[Stored items from a collection]
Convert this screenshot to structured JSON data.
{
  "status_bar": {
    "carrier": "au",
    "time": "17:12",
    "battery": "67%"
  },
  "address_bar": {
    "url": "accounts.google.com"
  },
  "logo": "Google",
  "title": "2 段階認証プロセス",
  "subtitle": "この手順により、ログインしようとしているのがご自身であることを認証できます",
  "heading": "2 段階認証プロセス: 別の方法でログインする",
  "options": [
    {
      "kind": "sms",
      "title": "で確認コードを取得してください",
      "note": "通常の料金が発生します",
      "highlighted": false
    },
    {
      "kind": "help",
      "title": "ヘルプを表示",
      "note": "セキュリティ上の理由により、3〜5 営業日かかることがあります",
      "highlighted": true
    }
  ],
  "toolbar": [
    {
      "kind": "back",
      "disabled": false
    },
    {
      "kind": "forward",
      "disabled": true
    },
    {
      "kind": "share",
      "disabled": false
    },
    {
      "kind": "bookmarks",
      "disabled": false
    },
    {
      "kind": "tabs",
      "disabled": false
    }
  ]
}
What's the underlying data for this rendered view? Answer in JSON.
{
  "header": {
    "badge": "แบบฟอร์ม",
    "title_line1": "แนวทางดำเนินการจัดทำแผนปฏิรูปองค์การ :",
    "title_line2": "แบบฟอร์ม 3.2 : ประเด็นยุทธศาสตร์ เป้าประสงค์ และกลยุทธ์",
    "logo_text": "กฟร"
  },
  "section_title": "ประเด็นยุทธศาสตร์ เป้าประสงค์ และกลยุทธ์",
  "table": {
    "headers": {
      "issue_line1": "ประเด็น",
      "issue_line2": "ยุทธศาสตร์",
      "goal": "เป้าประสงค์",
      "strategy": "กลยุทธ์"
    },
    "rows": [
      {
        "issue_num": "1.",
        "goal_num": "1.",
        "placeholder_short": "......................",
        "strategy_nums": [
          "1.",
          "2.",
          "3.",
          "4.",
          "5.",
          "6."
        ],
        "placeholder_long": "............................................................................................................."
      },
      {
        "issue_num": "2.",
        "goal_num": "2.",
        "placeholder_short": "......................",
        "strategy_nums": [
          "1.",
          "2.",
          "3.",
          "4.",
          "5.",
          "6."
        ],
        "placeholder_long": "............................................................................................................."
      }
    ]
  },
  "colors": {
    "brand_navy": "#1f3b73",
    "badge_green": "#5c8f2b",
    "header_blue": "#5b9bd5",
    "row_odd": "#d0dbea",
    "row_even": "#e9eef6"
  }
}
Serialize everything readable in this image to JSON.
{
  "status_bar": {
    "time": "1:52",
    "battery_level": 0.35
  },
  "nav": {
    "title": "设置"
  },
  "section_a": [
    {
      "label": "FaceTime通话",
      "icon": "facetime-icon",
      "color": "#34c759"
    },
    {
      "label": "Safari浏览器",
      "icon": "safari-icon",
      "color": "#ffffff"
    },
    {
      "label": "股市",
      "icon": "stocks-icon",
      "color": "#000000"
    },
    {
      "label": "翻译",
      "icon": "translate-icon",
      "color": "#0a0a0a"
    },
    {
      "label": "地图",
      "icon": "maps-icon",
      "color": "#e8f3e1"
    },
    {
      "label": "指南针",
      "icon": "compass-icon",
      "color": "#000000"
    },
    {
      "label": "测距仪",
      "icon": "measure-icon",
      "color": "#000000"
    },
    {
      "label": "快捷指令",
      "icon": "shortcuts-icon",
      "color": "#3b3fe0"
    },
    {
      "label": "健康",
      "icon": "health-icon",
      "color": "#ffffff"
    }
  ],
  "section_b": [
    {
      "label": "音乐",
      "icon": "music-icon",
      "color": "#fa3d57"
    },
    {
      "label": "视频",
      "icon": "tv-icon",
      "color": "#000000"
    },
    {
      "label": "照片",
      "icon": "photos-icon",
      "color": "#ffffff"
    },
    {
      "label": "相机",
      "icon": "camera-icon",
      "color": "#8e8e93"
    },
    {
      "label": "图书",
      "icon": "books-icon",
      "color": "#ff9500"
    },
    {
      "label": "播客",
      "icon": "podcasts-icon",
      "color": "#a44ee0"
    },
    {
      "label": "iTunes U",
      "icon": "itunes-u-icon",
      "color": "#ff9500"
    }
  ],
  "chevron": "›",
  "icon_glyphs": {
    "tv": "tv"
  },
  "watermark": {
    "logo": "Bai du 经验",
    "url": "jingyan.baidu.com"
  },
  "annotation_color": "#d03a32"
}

- **Written instruction**: Above are the records. Identify each line that contains the word "JSON".

- **Result for this exercise**:
Convert this screenshot to structured JSON data.
What's the underlying data for this rendered view? Answer in JSON.
Serialize everything readable in this image to JSON.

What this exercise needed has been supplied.